Search the listing below for the word "memorized" and copy each line that holds it.

(Stored items)
————
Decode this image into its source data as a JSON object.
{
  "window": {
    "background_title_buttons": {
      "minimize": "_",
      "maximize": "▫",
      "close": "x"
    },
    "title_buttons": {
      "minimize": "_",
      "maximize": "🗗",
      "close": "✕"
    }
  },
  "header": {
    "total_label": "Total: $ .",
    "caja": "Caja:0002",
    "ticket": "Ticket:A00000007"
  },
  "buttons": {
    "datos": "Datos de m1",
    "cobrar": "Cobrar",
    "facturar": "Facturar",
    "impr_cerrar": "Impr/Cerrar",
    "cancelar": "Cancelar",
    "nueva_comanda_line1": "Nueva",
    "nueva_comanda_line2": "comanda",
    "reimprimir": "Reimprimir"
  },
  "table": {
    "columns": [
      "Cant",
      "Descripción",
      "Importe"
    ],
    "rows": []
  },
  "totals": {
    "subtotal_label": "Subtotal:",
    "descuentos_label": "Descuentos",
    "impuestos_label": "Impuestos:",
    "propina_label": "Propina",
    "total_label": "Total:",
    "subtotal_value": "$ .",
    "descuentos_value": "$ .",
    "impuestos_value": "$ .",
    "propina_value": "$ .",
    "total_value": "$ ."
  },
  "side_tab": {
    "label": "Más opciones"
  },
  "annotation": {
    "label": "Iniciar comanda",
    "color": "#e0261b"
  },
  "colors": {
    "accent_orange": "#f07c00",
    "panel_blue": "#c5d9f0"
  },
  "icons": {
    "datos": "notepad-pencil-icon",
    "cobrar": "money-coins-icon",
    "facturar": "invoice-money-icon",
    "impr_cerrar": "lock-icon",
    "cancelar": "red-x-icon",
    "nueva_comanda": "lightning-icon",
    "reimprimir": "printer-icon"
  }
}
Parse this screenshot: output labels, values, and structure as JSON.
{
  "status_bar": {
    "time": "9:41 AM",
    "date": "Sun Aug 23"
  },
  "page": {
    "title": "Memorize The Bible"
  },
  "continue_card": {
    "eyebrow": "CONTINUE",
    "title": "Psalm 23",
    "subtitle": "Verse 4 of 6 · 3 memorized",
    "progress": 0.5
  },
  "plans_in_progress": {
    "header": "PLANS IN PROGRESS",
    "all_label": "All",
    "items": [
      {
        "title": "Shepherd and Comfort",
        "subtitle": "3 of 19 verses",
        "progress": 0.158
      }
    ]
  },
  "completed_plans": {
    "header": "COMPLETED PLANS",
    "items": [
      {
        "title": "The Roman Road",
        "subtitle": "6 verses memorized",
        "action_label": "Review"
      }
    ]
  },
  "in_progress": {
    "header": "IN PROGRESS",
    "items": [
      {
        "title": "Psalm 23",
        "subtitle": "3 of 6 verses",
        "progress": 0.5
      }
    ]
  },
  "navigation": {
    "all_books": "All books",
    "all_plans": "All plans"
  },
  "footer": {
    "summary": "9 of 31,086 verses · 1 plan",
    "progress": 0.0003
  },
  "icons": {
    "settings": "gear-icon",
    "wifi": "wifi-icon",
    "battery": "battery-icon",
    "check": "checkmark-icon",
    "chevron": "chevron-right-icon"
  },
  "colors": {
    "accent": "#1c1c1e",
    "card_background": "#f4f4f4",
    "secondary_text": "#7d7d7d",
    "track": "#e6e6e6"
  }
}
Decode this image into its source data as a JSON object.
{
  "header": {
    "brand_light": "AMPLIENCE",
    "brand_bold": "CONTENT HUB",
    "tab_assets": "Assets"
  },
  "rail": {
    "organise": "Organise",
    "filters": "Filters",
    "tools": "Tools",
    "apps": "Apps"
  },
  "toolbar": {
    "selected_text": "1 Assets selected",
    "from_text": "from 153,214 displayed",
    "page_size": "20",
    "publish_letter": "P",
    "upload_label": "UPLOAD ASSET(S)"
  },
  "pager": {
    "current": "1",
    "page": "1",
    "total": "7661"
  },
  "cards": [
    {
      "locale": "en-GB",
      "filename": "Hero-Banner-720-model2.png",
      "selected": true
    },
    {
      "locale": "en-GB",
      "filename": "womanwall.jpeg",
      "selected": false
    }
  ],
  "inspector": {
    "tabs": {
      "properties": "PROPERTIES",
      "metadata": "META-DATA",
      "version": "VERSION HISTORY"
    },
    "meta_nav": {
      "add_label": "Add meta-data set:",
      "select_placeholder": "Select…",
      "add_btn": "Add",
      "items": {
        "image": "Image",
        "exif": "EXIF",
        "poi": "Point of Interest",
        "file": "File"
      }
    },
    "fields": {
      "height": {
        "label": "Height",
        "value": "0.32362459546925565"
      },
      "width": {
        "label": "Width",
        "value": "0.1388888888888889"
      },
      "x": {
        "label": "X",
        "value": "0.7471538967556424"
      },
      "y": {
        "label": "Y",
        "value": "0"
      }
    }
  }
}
————
* [EXERCISE ANSWER]:
    "subtitle": "Verse 4 of 6 · 3 memorized",
        "subtitle": "6 verses memorized",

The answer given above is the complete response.